» **Directive**
Output the full listing word for word.
START
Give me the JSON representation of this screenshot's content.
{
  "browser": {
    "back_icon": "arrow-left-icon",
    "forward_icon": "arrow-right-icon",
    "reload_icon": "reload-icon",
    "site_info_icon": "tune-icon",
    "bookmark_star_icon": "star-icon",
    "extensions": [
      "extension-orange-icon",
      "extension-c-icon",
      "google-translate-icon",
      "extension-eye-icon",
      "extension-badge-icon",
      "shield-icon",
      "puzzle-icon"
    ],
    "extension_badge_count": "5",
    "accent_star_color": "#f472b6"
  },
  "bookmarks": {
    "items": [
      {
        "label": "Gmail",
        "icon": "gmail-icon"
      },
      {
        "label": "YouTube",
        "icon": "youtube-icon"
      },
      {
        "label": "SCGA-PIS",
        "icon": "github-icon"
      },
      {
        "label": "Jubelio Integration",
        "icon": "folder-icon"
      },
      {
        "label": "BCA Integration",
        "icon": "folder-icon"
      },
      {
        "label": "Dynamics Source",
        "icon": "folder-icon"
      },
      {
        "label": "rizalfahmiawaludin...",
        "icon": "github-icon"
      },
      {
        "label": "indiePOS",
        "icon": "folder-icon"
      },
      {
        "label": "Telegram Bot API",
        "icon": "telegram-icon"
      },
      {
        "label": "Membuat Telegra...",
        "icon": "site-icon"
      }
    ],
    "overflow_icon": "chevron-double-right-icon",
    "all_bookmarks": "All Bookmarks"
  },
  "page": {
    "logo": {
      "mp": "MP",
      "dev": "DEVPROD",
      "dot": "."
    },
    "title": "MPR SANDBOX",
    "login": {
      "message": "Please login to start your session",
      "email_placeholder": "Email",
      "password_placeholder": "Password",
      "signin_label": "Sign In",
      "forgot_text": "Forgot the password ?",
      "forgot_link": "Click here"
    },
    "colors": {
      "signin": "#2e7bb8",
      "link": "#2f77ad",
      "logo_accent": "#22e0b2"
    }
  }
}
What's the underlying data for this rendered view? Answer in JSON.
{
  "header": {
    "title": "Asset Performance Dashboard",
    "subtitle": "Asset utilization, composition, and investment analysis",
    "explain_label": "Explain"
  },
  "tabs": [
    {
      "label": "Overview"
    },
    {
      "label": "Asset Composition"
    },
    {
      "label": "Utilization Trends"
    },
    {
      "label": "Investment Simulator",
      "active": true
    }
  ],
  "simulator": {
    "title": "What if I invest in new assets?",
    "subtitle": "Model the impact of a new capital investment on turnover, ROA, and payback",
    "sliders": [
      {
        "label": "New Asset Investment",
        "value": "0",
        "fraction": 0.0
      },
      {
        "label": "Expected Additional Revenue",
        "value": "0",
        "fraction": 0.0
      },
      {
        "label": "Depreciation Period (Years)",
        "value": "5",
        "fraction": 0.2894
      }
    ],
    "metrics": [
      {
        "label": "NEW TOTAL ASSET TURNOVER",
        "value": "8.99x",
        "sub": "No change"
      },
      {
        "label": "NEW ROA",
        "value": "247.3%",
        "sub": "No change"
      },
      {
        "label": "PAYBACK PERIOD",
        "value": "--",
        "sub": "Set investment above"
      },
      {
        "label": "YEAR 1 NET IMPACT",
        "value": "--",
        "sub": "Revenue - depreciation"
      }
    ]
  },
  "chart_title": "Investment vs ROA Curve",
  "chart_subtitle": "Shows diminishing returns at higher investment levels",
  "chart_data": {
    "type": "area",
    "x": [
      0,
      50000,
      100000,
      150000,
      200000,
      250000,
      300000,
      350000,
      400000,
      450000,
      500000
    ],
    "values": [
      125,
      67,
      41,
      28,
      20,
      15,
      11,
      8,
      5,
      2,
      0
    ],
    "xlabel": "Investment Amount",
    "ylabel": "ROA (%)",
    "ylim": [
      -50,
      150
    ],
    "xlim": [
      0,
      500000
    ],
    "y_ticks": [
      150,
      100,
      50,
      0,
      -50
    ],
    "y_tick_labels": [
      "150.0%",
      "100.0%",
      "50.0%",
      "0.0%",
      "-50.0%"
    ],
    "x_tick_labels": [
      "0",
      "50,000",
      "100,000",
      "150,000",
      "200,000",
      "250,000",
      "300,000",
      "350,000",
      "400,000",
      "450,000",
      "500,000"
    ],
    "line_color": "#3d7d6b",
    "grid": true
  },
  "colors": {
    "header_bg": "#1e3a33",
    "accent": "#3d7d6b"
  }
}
END
» **Response to the task**
Give me the JSON representation of this screenshot's content.
{
  "browser": {
    "back_icon": "arrow-left-icon",
    "forward_icon": "arrow-right-icon",
    "reload_icon": "reload-icon",
    "site_info_icon": "tune-icon",
    "bookmark_star_icon": "star-icon",
    "extensions": [
      "extension-orange-icon",
      "extension-c-icon",
      "google-translate-icon",
      "extension-eye-icon",
      "extension-badge-icon",
      "shield-icon",
      "puzzle-icon"
    ],
    "extension_badge_count": "5",
    "accent_star_color": "#f472b6"
  },
  "bookmarks": {
    "items": [
      {
        "label": "Gmail",
        "icon": "gmail-icon"
      },
      {
        "label": "YouTube",
        "icon": "youtube-icon"
      },
      {
        "label": "SCGA-PIS",
        "icon": "github-icon"
      },
      {
        "label": "Jubelio Integration",
        "icon": "folder-icon"
      },
      {
        "label": "BCA Integration",
        "icon": "folder-icon"
      },
      {
        "label": "Dynamics Source",
        "icon": "folder-icon"
      },
      {
        "label": "rizalfahmiawaludin...",
        "icon": "github-icon"
      },
      {
        "label": "indiePOS",
        "icon": "folder-icon"
      },
      {
        "label": "Telegram Bot API",
        "icon": "telegram-icon"
      },
      {
        "label": "Membuat Telegra...",
        "icon": "site-icon"
      }
    ],
    "overflow_icon": "chevron-double-right-icon",
    "all_bookmarks": "All Bookmarks"
  },
  "page": {
    "logo": {
      "mp": "MP",
      "dev": "DEVPROD",
      "dot": "."
    },
    "title": "MPR SANDBOX",
    "login": {
      "message": "Please login to start your session",
      "email_placeholder": "Email",
      "password_placeholder": "Password",
      "signin_label": "Sign In",
      "forgot_text": "Forgot the password ?",
      "forgot_link": "Click here"
    },
    "colors": {
      "signin": "#2e7bb8",
      "link": "#2f77ad",
      "logo_accent": "#22e0b2"
    }
  }
}
What's the underlying data for this rendered view? Answer in JSON.
{
  "header": {
    "title": "Asset Performance Dashboard",
    "subtitle": "Asset utilization, composition, and investment analysis",
    "explain_label": "Explain"
  },
  "tabs": [
    {
      "label": "Overview"
    },
    {
      "label": "Asset Composition"
    },
    {
      "label": "Utilization Trends"
    },
    {
      "label": "Investment Simulator",
      "active": true
    }
  ],
  "simulator": {
    "title": "What if I invest in new assets?",
    "subtitle": "Model the impact of a new capital investment on turnover, ROA, and payback",
    "sliders": [
      {
        "label": "New Asset Investment",
        "value": "0",
        "fraction": 0.0
      },
      {
        "label": "Expected Additional Revenue",
        "value": "0",
        "fraction": 0.0
      },
      {
        "label": "Depreciation Period (Years)",
        "value": "5",
        "fraction": 0.2894
      }
    ],
    "metrics": [
      {
        "label": "NEW TOTAL ASSET TURNOVER",
        "value": "8.99x",
        "sub": "No change"
      },
      {
        "label": "NEW ROA",
        "value": "247.3%",
        "sub": "No change"
      },
      {
        "label": "PAYBACK PERIOD",
        "value": "--",
        "sub": "Set investment above"
      },
      {
        "label": "YEAR 1 NET IMPACT",
        "value": "--",
        "sub": "Revenue - depreciation"
      }
    ]
  },
  "chart_title": "Investment vs ROA Curve",
  "chart_subtitle": "Shows diminishing returns at higher investment levels",
  "chart_data": {
    "type": "area",
    "x": [
      0,
      50000,
      100000,
      150000,
      200000,
      250000,
      300000,
      350000,
      400000,
      450000,
      500000
    ],
    "values": [
      125,
      67,
      41,
      28,
      20,
      15,
      11,
      8,
      5,
      2,
      0
    ],
    "xlabel": "Investment Amount",
    "ylabel": "ROA (%)",
    "ylim": [
      -50,
      150
    ],
    "xlim": [
      0,
      500000
    ],
    "y_ticks": [
      150,
      100,
      50,
      0,
      -50
    ],
    "y_tick_labels": [
      "150.0%",
      "100.0%",
      "50.0%",
      "0.0%",
      "-50.0%"
    ],
    "x_tick_labels": [
      "0",
      "50,000",
      "100,000",
      "150,000",
      "200,000",
      "250,000",
      "300,000",
      "350,000",
      "400,000",
      "450,000",
      "500,000"
    ],
    "line_color": "#3d7d6b",
    "grid": true
  },
  "colors": {
    "header_bg": "#1e3a33",
    "accent": "#3d7d6b"
  }
}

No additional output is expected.